STATED TASK »
The listing below is the input. Say how many of its lines contain "this", giving the number alone.

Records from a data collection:
Start

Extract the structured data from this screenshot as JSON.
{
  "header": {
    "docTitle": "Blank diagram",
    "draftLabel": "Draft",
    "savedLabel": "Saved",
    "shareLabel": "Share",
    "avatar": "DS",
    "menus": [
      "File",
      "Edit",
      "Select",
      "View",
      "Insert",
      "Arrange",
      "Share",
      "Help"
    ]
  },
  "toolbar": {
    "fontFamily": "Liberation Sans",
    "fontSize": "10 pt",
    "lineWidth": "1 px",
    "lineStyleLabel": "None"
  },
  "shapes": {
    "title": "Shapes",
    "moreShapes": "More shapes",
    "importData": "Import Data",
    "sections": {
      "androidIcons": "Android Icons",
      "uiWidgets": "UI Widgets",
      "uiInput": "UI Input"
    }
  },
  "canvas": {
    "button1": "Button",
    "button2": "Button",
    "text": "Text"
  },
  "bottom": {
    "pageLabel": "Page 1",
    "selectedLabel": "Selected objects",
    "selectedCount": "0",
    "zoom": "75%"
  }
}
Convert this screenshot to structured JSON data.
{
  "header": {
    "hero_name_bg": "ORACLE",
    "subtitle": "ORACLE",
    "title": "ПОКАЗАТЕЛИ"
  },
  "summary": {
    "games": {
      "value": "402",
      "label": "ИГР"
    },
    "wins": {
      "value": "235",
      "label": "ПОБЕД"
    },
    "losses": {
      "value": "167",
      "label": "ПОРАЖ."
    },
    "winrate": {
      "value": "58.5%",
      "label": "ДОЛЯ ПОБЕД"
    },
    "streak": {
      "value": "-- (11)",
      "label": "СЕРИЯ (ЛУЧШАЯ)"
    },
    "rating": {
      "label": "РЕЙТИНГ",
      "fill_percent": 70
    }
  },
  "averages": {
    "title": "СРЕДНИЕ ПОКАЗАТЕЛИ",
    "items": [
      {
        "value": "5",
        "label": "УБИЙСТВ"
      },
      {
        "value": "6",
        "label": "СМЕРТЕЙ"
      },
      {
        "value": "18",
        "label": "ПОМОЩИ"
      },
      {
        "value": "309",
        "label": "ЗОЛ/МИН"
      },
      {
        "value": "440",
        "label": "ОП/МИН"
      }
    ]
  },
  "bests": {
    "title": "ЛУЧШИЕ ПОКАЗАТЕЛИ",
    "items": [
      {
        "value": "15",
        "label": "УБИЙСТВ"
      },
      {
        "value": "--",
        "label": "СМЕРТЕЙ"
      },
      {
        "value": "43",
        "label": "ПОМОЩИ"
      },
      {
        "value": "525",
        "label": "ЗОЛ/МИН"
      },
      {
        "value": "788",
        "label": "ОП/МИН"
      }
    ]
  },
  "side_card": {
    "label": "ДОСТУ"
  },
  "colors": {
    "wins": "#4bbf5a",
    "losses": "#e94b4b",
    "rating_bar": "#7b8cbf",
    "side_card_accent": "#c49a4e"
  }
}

End

REPLY »
2